Top of Document segment

John Blanchette: Gonzaga’s Killian Tillie continues working back to being the player he once was
What we remember – and so does he – is that impossible run of shots 11 months ago, 3-pointer after 3-pointer shimmying through the net and setting off a sequence of roars that surely was heard all the way over on the Las Vegas Strip. Eleven in a row, 13 of 14 in all. His box on the Most Valuable Player ballot for the West Coast Conference Tournament could have been Xed in at halftime of the semifinals with a clear conscience.
This is both the promise and, in a small way, the problem of Killian Tillie as Gonzaga basketball dips its toe into February.
The Bulldogs’ bulldozer rolled on Saturday night, even with the San Diego Toreros putting up considerably more than the token resistance the Zags have otherwise faced in WCC play. Rui Hachimura put on a show for the new and bigger wave of Japanese media that rolled in to track his star, and USD’s Isaiah Pineiro nearly matched him. Zach Norvell Jr. threw in three straight 3s to erase the last traces of intrigue, Brandon Clarke bore down on shot-blocking history and then everyone began preparing for the possibility of higher blood pressure next weekend when San Francisco and Saint Mary’s come to call.
And wondering if that series will mark the return of the Tillie they came to know a year ago.
He’s wondering himself.
“That’s what I want to live up to,” he said Saturday night. “It’s been hard, but I’ll get there.”
To this point, there has been no real hurry. Even so, the great anticipation after Gonzaga’s championship run in Maui and the agonizing misses against current No. 1 Tennessee and at North Carolina was what the Zags could be once Tillie and Geno Crandall returned from the injuries that made them spectators for an extended period in the fall.
And now the Zags are about a month out from need-to-be time.
But some things can’t be rushed.

Bottom of Document segment
Top of Provided information

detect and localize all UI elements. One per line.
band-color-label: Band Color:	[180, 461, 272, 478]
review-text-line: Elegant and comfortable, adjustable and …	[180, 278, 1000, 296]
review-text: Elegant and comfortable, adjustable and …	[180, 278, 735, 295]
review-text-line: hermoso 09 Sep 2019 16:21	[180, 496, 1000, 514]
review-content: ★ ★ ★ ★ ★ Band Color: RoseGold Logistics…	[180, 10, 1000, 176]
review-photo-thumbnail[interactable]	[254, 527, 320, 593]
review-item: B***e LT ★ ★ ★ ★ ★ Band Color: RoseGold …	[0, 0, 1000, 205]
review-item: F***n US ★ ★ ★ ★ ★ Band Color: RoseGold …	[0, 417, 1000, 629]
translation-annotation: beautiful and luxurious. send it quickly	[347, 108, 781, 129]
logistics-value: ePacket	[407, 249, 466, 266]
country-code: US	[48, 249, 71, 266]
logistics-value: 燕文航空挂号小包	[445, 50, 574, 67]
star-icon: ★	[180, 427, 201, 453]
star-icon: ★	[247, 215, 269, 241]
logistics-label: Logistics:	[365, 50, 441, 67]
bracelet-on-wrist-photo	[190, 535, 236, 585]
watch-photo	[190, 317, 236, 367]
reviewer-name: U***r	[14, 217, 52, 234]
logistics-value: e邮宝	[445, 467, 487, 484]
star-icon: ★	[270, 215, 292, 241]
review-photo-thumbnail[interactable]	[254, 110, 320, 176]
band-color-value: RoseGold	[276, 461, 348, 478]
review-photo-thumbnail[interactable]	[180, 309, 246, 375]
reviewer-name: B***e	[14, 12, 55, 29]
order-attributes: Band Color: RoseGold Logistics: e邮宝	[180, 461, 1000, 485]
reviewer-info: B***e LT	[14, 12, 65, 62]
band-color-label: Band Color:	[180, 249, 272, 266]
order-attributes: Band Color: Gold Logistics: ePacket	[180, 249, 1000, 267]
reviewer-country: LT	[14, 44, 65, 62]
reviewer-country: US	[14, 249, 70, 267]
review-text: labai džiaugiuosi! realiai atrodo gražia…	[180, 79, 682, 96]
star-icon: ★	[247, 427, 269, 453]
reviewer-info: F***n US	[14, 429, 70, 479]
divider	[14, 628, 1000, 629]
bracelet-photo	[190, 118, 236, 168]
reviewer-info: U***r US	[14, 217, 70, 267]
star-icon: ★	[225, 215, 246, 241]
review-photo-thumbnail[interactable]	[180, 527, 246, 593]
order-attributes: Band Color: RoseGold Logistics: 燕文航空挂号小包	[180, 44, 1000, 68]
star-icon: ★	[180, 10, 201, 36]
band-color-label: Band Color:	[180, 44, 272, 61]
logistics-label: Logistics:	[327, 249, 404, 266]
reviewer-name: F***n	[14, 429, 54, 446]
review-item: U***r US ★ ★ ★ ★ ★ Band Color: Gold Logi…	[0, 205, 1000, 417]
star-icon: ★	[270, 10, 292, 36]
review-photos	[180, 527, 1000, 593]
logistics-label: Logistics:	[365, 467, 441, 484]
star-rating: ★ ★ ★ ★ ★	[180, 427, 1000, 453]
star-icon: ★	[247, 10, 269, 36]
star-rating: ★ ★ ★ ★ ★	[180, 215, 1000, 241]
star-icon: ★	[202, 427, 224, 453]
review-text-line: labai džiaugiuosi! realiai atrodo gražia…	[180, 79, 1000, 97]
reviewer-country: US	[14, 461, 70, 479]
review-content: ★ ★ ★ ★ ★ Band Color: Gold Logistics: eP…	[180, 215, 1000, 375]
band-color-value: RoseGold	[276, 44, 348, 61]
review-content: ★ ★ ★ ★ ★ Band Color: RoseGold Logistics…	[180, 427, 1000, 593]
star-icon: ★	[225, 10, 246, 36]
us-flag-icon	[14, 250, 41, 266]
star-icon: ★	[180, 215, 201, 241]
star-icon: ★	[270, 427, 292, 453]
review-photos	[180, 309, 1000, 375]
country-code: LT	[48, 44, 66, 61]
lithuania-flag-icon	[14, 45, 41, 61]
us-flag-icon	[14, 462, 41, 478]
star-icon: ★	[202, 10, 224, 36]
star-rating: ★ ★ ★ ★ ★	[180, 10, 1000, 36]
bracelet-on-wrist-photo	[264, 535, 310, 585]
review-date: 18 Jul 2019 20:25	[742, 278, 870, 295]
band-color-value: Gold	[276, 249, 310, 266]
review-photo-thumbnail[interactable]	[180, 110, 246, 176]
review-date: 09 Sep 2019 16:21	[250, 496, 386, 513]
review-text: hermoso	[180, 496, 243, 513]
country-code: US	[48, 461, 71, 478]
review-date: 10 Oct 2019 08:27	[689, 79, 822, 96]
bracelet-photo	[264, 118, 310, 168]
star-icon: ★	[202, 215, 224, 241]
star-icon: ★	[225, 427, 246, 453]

Bottom of Provided information

→ Work instruction 1:
In the column about Killian Tillie, which two teams are coming to play Gonzaga next weekend?
→ Work instruction 2:
Write the next few paragraphs of the column about Killian Tillie, picking up after its final sentence.

→ Exercise answer 1:
San Francisco and Saint Mary's.

→ Exercise answer 2:
And that especially includes a 6-foot-10, 220-pound basketball hybrid trying to chip off the rust that accumulated during his forced hiatus with a stress fracture in his right ankle.
On Saturday, Tillie checked into his eighth game of the season about 5 minutes in, and about 80 seconds later posted up aggressively on the left block, took a dribble to the middle and then pumped his way into an 8-footer over a tight check.
It was a tough bucket, and one with purpose.
“We have to constantly remind him that there’s so much more to his game than just 3-point shooting,” Gonzaga coach Mark Few said. “That’s what makes him so special.
“I talked to him this week, ‘There’s certain plays we’ll pop you out to the perimeter, but a lot of it you need to get down there and go to work.’ ”
But that was pretty much the evening’s highlight – just four points and a couple of rebounds in 16 minutes, and only five of those in the second half as Few rode hotter hands.
And that’s been pretty typical. Tillie’s numbers are unsurprisingly modest – his scoring about half of what it was a year ago, his shooting percentages down both overall (58 percent to 45) and from 3 (a WCC-leading 48 percent to 30).
“It’s still pretty tough getting back in the rhythm of the game,” Tillie said. “Last year, I finished the season playing pretty good, and I want to do the same things and it’s not coming. But I have to be patient and trust the process.”
But it’s not as if he’s a fifth wheel. Just having him back in the rotation has made an early foul on Hachimura or Clarke not the crisis it was in December, and allowed them to play with freedom.
“And there have been points when it’s been there for him,” assistant coach Brian Michaelson said. “The corner 3 against BYU, the whatever it was – six, eight, 10 points early – in that USF game. He just does so many things. Teams are having to switch his ball screen now, which is a huge advantage for us. We hadn’t seen that in games until he came back.”
Defense, too, has been problematic – though Few noted, “he’s been a victim of some really tough, even fluky calls – even one tonight. I don’t know if that’s because they view him as a guy coming off the bench or what.”
But it has to be remembered, too, that Tillie wasn’t just down for November and December. The hip and oblique injury that kept him out of Gonzaga’s Sweet 16 loss to Florida State last March required recovery through the spring and summer. Important sharpening time went to rehab instead.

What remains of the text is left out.